* **Extracted data**
## begin

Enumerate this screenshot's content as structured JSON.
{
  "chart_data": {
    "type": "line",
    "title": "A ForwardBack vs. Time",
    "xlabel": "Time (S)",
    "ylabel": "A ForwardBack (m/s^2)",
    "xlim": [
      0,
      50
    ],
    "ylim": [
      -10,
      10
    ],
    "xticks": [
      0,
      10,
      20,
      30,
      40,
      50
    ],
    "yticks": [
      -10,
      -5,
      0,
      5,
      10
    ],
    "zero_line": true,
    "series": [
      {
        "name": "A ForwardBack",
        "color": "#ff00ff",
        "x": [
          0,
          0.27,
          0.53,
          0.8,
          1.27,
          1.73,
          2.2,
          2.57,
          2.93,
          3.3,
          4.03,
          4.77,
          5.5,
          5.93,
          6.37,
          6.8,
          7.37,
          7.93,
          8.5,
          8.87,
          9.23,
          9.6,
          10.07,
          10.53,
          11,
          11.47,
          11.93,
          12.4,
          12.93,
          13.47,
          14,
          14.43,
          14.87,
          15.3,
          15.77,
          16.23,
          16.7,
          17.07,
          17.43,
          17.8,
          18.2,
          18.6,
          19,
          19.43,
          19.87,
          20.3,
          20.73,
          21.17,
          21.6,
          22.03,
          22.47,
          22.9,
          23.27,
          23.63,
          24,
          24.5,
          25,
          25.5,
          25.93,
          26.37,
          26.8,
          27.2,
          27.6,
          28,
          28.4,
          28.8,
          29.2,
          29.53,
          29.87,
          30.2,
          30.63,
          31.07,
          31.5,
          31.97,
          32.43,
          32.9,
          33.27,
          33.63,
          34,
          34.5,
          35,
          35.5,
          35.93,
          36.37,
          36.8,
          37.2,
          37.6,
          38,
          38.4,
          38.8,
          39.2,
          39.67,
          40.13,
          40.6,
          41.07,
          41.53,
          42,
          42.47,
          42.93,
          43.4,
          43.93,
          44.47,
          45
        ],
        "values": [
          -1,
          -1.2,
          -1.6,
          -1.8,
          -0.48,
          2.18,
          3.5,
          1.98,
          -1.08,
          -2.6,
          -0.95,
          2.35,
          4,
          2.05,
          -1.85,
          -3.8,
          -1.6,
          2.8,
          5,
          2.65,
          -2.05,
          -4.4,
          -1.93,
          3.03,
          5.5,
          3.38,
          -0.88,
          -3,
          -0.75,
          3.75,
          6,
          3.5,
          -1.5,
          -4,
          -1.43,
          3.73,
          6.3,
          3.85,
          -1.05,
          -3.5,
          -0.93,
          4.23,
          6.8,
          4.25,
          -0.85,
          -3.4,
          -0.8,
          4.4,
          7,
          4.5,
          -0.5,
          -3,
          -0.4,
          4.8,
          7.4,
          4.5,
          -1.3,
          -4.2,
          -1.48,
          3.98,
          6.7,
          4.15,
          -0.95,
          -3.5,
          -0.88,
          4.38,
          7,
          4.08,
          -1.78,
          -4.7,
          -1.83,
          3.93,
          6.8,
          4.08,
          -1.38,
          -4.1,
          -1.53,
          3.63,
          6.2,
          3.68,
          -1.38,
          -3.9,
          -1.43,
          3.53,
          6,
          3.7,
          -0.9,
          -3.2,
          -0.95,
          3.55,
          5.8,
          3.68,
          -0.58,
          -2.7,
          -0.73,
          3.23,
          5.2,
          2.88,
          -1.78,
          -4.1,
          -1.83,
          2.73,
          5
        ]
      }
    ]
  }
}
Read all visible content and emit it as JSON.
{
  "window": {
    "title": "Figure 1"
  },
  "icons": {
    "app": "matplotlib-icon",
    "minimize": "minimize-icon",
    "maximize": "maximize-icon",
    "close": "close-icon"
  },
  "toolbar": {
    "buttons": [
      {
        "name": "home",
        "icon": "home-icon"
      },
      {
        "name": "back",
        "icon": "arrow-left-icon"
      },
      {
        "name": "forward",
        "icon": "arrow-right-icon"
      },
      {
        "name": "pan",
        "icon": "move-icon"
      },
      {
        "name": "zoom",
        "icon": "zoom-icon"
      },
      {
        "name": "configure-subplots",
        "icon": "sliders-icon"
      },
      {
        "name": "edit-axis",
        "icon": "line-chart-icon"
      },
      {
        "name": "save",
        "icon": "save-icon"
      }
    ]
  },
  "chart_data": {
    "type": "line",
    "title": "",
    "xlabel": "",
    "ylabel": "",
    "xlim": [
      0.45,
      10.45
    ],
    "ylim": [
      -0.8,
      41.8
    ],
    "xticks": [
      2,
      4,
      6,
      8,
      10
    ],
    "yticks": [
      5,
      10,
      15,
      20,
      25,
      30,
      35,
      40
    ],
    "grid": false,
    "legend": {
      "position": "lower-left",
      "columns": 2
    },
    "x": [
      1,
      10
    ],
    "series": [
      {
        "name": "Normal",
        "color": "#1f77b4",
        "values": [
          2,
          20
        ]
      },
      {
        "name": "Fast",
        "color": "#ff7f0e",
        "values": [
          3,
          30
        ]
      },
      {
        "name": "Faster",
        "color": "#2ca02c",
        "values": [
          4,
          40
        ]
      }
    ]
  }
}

## end

* **Problem description**
Every line from the one containing "Read all visible content and emit it as JSON." through the last line of the entries must be written out verbatim, and no other line.

* **Task answer**
Read all visible content and emit it as JSON.
{
  "window": {
    "title": "Figure 1"
  },
  "icons": {
    "app": "matplotlib-icon",
    "minimize": "minimize-icon",
    "maximize": "maximize-icon",
    "close": "close-icon"
  },
  "toolbar": {
    "buttons": [
      {
        "name": "home",
        "icon": "home-icon"
      },
      {
        "name": "back",
        "icon": "arrow-left-icon"
      },
      {
        "name": "forward",
        "icon": "arrow-right-icon"
      },
      {
        "name": "pan",
        "icon": "move-icon"
      },
      {
        "name": "zoom",
        "icon": "zoom-icon"
      },
      {
        "name": "configure-subplots",
        "icon": "sliders-icon"
      },
      {
        "name": "edit-axis",
        "icon": "line-chart-icon"
      },
      {
        "name": "save",
        "icon": "save-icon"
      }
    ]
  },
  "chart_data": {
    "type": "line",
    "title": "",
    "xlabel": "",
    "ylabel": "",
    "xlim": [
      0.45,
      10.45
    ],
    "ylim": [
      -0.8,
      41.8
    ],
    "xticks": [
      2,
      4,
      6,
      8,
      10
    ],
    "yticks": [
      5,
      10,
      15,
      20,
      25,
      30,
      35,
      40
    ],
    "grid": false,
    "legend": {
      "position": "lower-left",
      "columns": 2
    },
    "x": [
      1,
      10
    ],
    "series": [
      {
        "name": "Normal",
        "color": "#1f77b4",
        "values": [
          2,
          20
        ]
      },
      {
        "name": "Fast",
        "color": "#ff7f0e",
        "values": [
          3,
          30
        ]
      },
      {
        "name": "Faster",
        "color": "#2ca02c",
        "values": [
          4,
          40
        ]
      }
    ]
  }
}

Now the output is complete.